- **Aim of the exercise**
Reproduce every record exactly as it appears, but not the pictures.

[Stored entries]
------

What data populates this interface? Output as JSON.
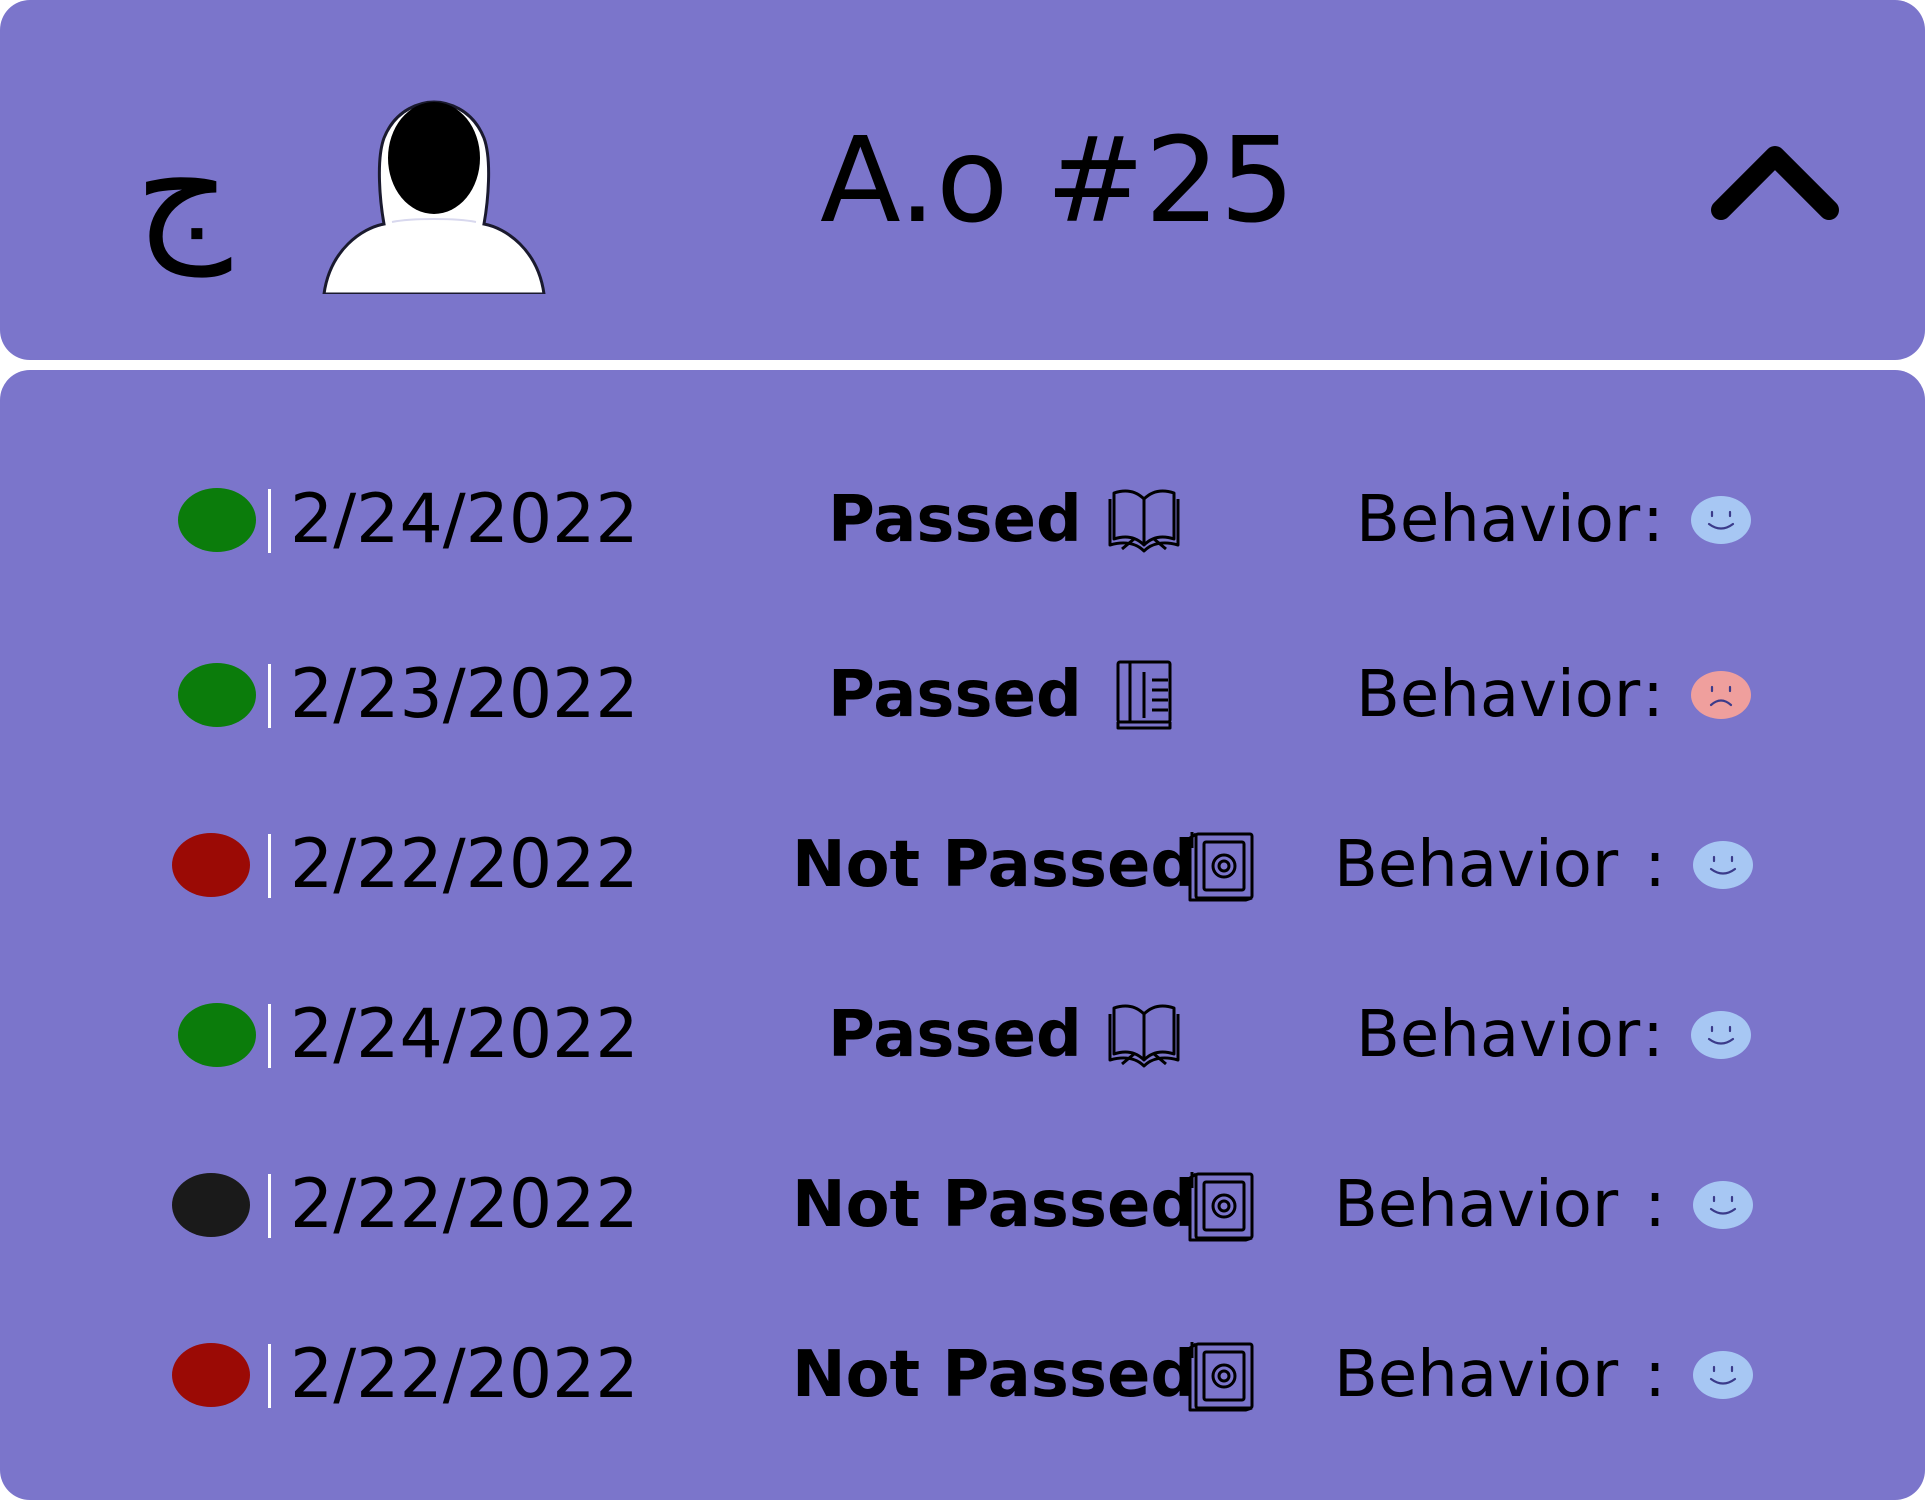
{
  "header": {
    "letter": "ج",
    "title": "A.o #25",
    "avatar_icon": "hijab-avatar-icon",
    "toggle_icon": "chevron-up-icon"
  },
  "colors": {
    "card_background": "#7b75cb",
    "passed": "#0b7c0b",
    "failed": "#9b0a05",
    "absent": "#1a1a1a",
    "happy_face": "#a7c7f3",
    "sad_face": "#ef9f9d"
  },
  "records": [
    {
      "date": "2/24/2022",
      "status": "Passed",
      "dot": "green",
      "book_icon": "open-book-icon",
      "behavior_label": "Behavior",
      "behavior_separator": ":",
      "mood": "happy"
    },
    {
      "date": "2/23/2022",
      "status": "Passed",
      "dot": "green",
      "book_icon": "closed-book-icon",
      "behavior_label": "Behavior",
      "behavior_separator": ":",
      "mood": "sad"
    },
    {
      "date": "2/22/2022",
      "status": "Not Passed",
      "dot": "red",
      "book_icon": "quran-book-icon",
      "behavior_label": "Behavior",
      "behavior_separator": ":",
      "mood": "happy"
    },
    {
      "date": "2/24/2022",
      "status": "Passed",
      "dot": "green",
      "book_icon": "open-book-icon",
      "behavior_label": "Behavior",
      "behavior_separator": ":",
      "mood": "happy"
    },
    {
      "date": "2/22/2022",
      "status": "Not Passed",
      "dot": "black",
      "book_icon": "quran-book-icon",
      "behavior_label": "Behavior",
      "behavior_separator": ":",
      "mood": "happy"
    },
    {
      "date": "2/22/2022",
      "status": "Not Passed",
      "dot": "red",
      "book_icon": "quran-book-icon",
      "behavior_label": "Behavior",
      "behavior_separator": ":",
      "mood": "happy"
    }
  ]
}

------

- **Problem solution**
What data populates this interface? Output as JSON.
{
  "header": {
    "letter": "ج",
    "title": "A.o #25",
    "avatar_icon": "hijab-avatar-icon",
    "toggle_icon": "chevron-up-icon"
  },
  "colors": {
    "card_background": "#7b75cb",
    "passed": "#0b7c0b",
    "failed": "#9b0a05",
    "absent": "#1a1a1a",
    "happy_face": "#a7c7f3",
    "sad_face": "#ef9f9d"
  },
  "records": [
    {
      "date": "2/24/2022",
      "status": "Passed",
      "dot": "green",
      "book_icon": "open-book-icon",
      "behavior_label": "Behavior",
      "behavior_separator": ":",
      "mood": "happy"
    },
    {
      "date": "2/23/2022",
      "status": "Passed",
      "dot": "green",
      "book_icon": "closed-book-icon",
      "behavior_label": "Behavior",
      "behavior_separator": ":",
      "mood": "sad"
    },
    {
      "date": "2/22/2022",
      "status": "Not Passed",
      "dot": "red",
      "book_icon": "quran-book-icon",
      "behavior_label": "Behavior",
      "behavior_separator": ":",
      "mood": "happy"
    },
    {
      "date": "2/24/2022",
      "status": "Passed",
      "dot": "green",
      "book_icon": "open-book-icon",
      "behavior_label": "Behavior",
      "behavior_separator": ":",
      "mood": "happy"
    },
    {
      "date": "2/22/2022",
      "status": "Not Passed",
      "dot": "black",
      "book_icon": "quran-book-icon",
      "behavior_label": "Behavior",
      "behavior_separator": ":",
      "mood": "happy"
    },
    {
      "date": "2/22/2022",
      "status": "Not Passed",
      "dot": "red",
      "book_icon": "quran-book-icon",
      "behavior_label": "Behavior",
      "behavior_separator": ":",
      "mood": "happy"
    }
  ]
}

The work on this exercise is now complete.